En cause ? Les voitures bien sûr. Mais les générateurs restent l’un des principaux accusés. Les Libanais n’ayant d’autres choix que d’y recourir pour se fournir en électricité quand l’État peine à assurer 10 à 12 heures de courant par 24 heures en moyenne.

Pourtant, avec environ 300 jours d’ensoleillement par an, le Liban pourrait figurer parmi les pays pionniers en matière d’énergie verte. Las, le solaire – l’une des principales sources d’énergie durable – ne représente aujourd’hui que 0,35 % du total de l’électricité produite.

Des initiatives viennent malgré tout donner un regain d’espoir : deux villages recourent collectivement aux panneaux solaires pour garantir à leurs habitants l’électricité 24 heures sur 24, afin de réduire – voire d’éviter – l’usage des générateurs. « Nous étions à la recherche d’une solution écologique pour remplacer les générateurs », explique Rachid Geagea, président de la municipalité de Bchaalé, qui compte 250 foyers à l’année, et qui a démarré sa mutation verte en 2018.

Consigne A>
Répondez aux questions suivantes d'après l'extrait sur l'énergie solaire au Liban :
(i) Combien d'heures de courant l'État parvient-il à assurer en moyenne par 24 heures ?
(ii) Quelle part du total de l'électricité produite le solaire représente-t-il aujourd'hui ?
(iii) Combien de foyers la municipalité de Bchaalé compte-t-elle à l'année ?
Consigne B> Poursuivez l'extrait sur l'énergie solaire au Liban à partir de sa dernière phrase.
Les items qui viennent ensuite constituent un matériau distinct de l'extrait.

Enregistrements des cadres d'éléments

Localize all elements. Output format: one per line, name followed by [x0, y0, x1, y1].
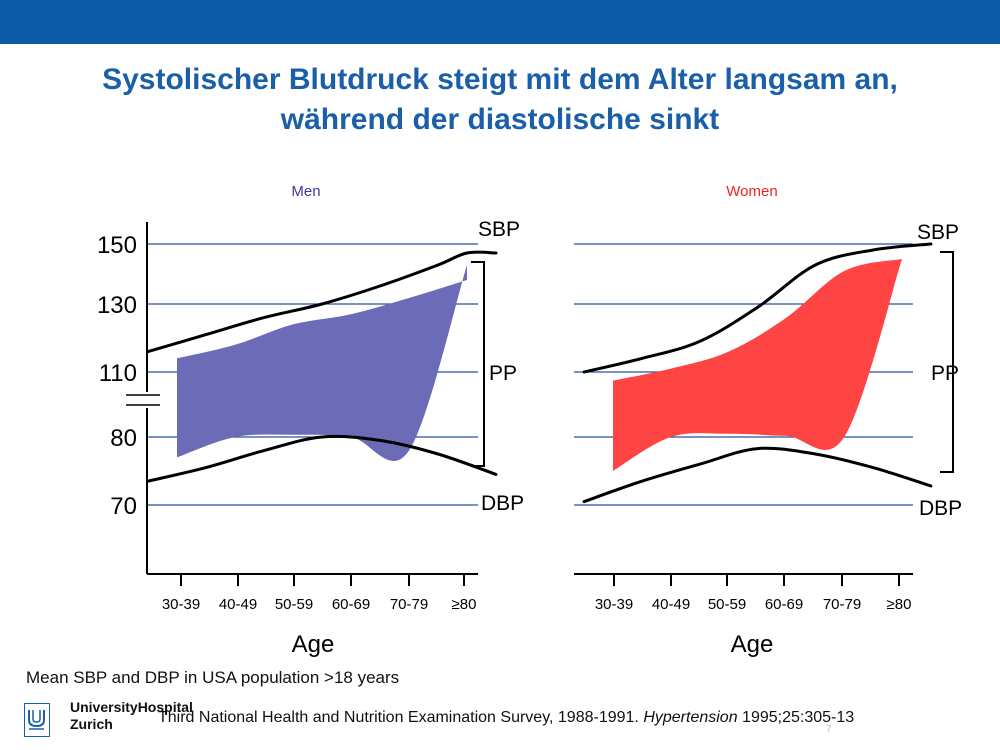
men-x-tick-label: 60-69: [332, 596, 370, 613]
institution-line-1: UniversityHospital: [70, 699, 193, 715]
institution-line-2: Zurich: [70, 716, 113, 732]
men-x-tick-label: 40-49: [219, 596, 257, 613]
women-sbp-line: [582, 242, 933, 374]
blood-pressure-charts: Men 150 130 110 80 70 30-39 40-49 50-59 60-69 70-7…: [97, 183, 962, 658]
women-sbp-label: SBP: [917, 221, 959, 244]
top-banner: [0, 0, 1000, 44]
men-y-tick-label-150: 150: [97, 232, 137, 259]
title-line-1: Systolischer Blutdruck steigt mit dem Al…: [102, 63, 898, 96]
women-x-tick-label: 30-39: [595, 596, 633, 613]
page-number: 7: [826, 724, 832, 735]
men-x-tick-label: 30-39: [162, 596, 200, 613]
men-y-tick-label-80: 80: [110, 425, 137, 452]
men-pp-bracket: [471, 261, 485, 467]
source-prefix: Third National Health and Nutrition Exam…: [158, 709, 644, 726]
title-line-2: während der diastolische sinkt: [280, 103, 720, 136]
men-dbp-line: [146, 434, 498, 483]
men-x-tick-label: 50-59: [275, 596, 313, 613]
footnote: Mean SBP and DBP in USA population >18 y…: [26, 668, 400, 687]
source-journal: Hypertension: [643, 709, 738, 726]
institution-name: UniversityHospital Zurich: [70, 699, 193, 733]
men-sbp-line: [146, 250, 498, 354]
source-citation: Third National Health and Nutrition Exam…: [158, 709, 854, 727]
women-pp-bracket: [940, 251, 954, 473]
men-x-tick-label: ≥80: [452, 596, 477, 613]
men-x-tick-label: 70-79: [390, 596, 428, 613]
slide-title: Systolischer Blutdruck steigt mit dem Al…: [0, 60, 1000, 140]
men-x-axis-label: Age: [292, 631, 335, 658]
men-panel-title: Men: [291, 183, 320, 200]
men-pulse-pressure-area: [177, 265, 467, 461]
men-pp-label: PP: [489, 362, 517, 385]
women-pulse-pressure-area: [613, 259, 902, 471]
women-pp-label: PP: [931, 362, 959, 385]
men-y-tick-label-110: 110: [99, 360, 137, 387]
women-dbp-line: [582, 446, 933, 504]
women-panel-title: Women: [726, 183, 777, 200]
men-y-tick-label-70: 70: [110, 493, 137, 520]
women-x-tick-label: 60-69: [765, 596, 803, 613]
men-dbp-label: DBP: [481, 492, 524, 515]
women-dbp-label: DBP: [919, 497, 962, 520]
source-suffix: 1995;25:305-13: [737, 709, 855, 726]
women-x-tick-label: ≥80: [887, 596, 912, 613]
women-x-tick-label: 50-59: [708, 596, 746, 613]
men-y-tick-label-130: 130: [97, 292, 137, 319]
women-x-tick-label: 40-49: [652, 596, 690, 613]
women-x-tick-label: 70-79: [823, 596, 861, 613]
university-logo-icon: [24, 703, 50, 737]
women-x-axis-label: Age: [731, 631, 774, 658]
men-sbp-label: SBP: [478, 218, 520, 241]
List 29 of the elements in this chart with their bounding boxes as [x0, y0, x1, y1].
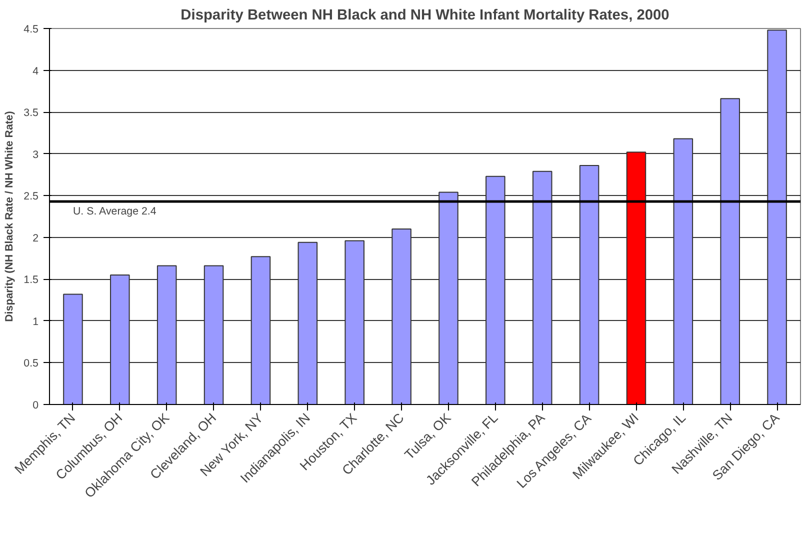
- ref-line-label: U. S. Average 2.4: [72, 205, 156, 218]
- bar: [63, 294, 83, 404]
- y-axis-title: Disparity (NH Black Rate / NH White Rate): [4, 110, 16, 322]
- bar: [392, 228, 412, 404]
- bar: [438, 192, 458, 404]
- bar: [156, 265, 177, 404]
- bar: [579, 165, 600, 404]
- bar: [720, 98, 740, 404]
- bar: [626, 152, 646, 404]
- y-tick-label: 2.5: [24, 190, 39, 203]
- y-tick-label: 3.5: [24, 107, 39, 120]
- bar: [204, 265, 224, 404]
- bar: [344, 240, 364, 404]
- y-tick-label: 0: [32, 400, 39, 412]
- y-tick-label: 2: [32, 232, 39, 244]
- bar: [110, 274, 130, 404]
- bar: [767, 30, 787, 404]
- bar: [532, 170, 552, 404]
- bar: [673, 138, 694, 404]
- y-tick-label: 1: [32, 316, 39, 328]
- bar: [250, 256, 271, 404]
- bar: [486, 176, 506, 404]
- y-tick-label: 4.5: [24, 24, 39, 36]
- y-tick-label: 0.5: [24, 358, 39, 370]
- bar: [298, 242, 318, 404]
- y-tick-label: 4: [32, 65, 39, 78]
- chart-title: Disparity Between NH Black and NH White Infant Mortality Rates, 2000: [180, 8, 670, 24]
- y-tick-label: 3: [32, 148, 39, 161]
- y-tick-label: 1.5: [24, 274, 39, 286]
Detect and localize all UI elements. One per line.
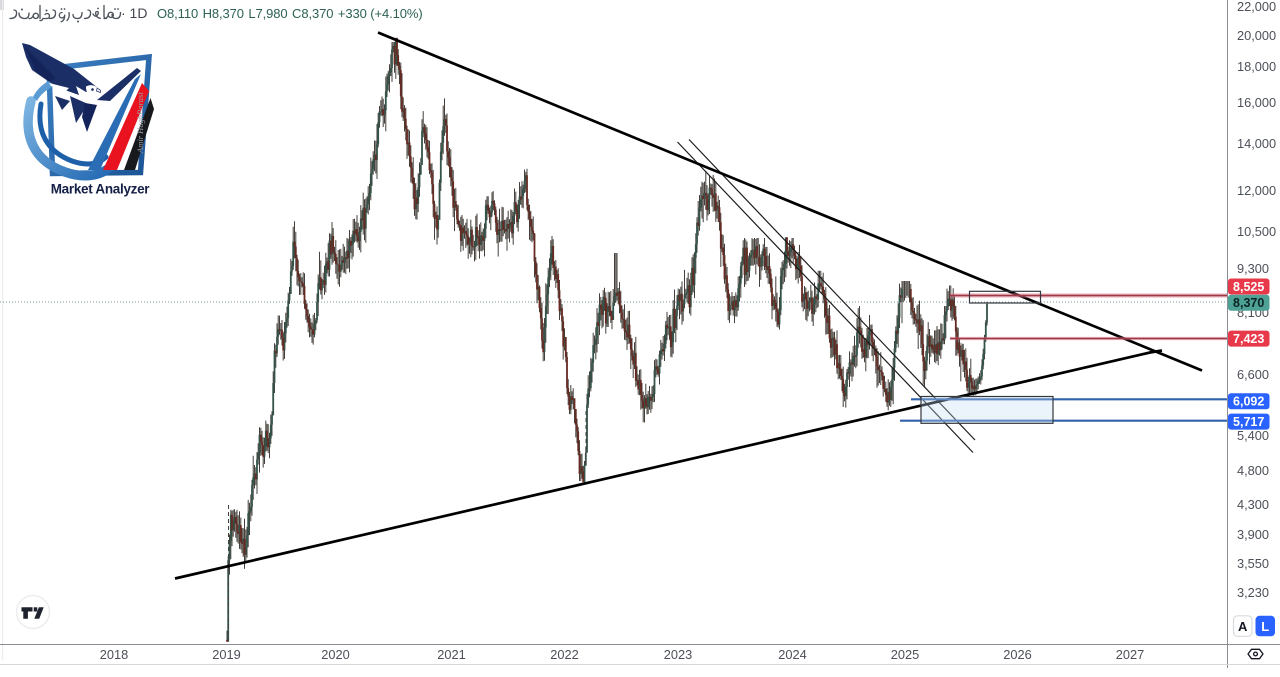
svg-text:22,000: 22,000 [1237, 0, 1276, 14]
svg-text:5,400: 5,400 [1237, 428, 1269, 443]
svg-text:16,000: 16,000 [1237, 95, 1276, 110]
svg-text:18,000: 18,000 [1237, 59, 1276, 74]
svg-text:7,423: 7,423 [1233, 332, 1264, 346]
svg-text:2020: 2020 [321, 647, 349, 662]
svg-text:8,370: 8,370 [1233, 296, 1264, 310]
svg-text:4,300: 4,300 [1237, 497, 1269, 512]
svg-text:Amir HughParast: Amir HughParast [135, 92, 145, 154]
svg-text:10,500: 10,500 [1237, 224, 1276, 239]
svg-text:2021: 2021 [437, 647, 465, 662]
svg-text:20,000: 20,000 [1237, 28, 1276, 43]
svg-text:6,092: 6,092 [1233, 395, 1264, 409]
svg-text:· 1D: · 1D [121, 5, 147, 21]
svg-text:2023: 2023 [664, 647, 692, 662]
svg-text:2022: 2022 [550, 647, 578, 662]
svg-text:6,600: 6,600 [1237, 367, 1269, 382]
svg-text:2024: 2024 [778, 647, 806, 662]
svg-text:2019: 2019 [212, 647, 240, 662]
svg-text:Market Analyzer: Market Analyzer [51, 182, 151, 197]
svg-text:L: L [1261, 619, 1269, 634]
svg-text:3,900: 3,900 [1237, 527, 1269, 542]
svg-text:5,717: 5,717 [1233, 415, 1264, 429]
svg-text:O8,110 H8,370 L7,980 C8,370: O8,110 H8,370 L7,980 C8,370 +330 (+4.10%… [157, 6, 423, 21]
svg-text:A: A [1238, 619, 1248, 634]
svg-text:3,550: 3,550 [1237, 556, 1269, 571]
svg-text:14,000: 14,000 [1237, 136, 1276, 151]
svg-text:2025: 2025 [891, 647, 919, 662]
svg-text:8,525: 8,525 [1233, 280, 1264, 294]
svg-text:3,230: 3,230 [1237, 585, 1269, 600]
svg-text:12,000: 12,000 [1237, 183, 1276, 198]
svg-text:2026: 2026 [1003, 647, 1031, 662]
svg-text:2018: 2018 [100, 647, 128, 662]
svg-text:2027: 2027 [1116, 647, 1144, 662]
svg-text:4,800: 4,800 [1237, 463, 1269, 478]
svg-text:9,300: 9,300 [1237, 261, 1269, 276]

Réponse attendue A>
(i) De 10 à 12 heures.
(ii) 0,35 %.
(iii) 250 foyers.

Réponse attendue B>
Au stade de l'expérimentation

Dans ce village du Nord, la municipalité est entrée en contact avec Energy 24, un fabricant de système de stockage d'énergie électrique. La possibilité d’y mener un “projet pilote” a convaincu l’entreprise d’investir 650 000 dollars pour la construction d’un parc solaire d’une capacité de 300 kilowatts peak (kWp), le raccordement aux réseaux ainsi que l’installation des batteries d’une durée de dix ans et des compteurs. « Nous avons signé un contrat de neuf ans, renouvelable pour fournir une puissance de 10 ampères au moment des coupures. Je ne rentre pas dans mon investissement, mais je prouve que ma technologie peut fonctionner pour des projets d’une grande ampleur », assure Antoine Saab, PDG de la start-up fondée en 2011.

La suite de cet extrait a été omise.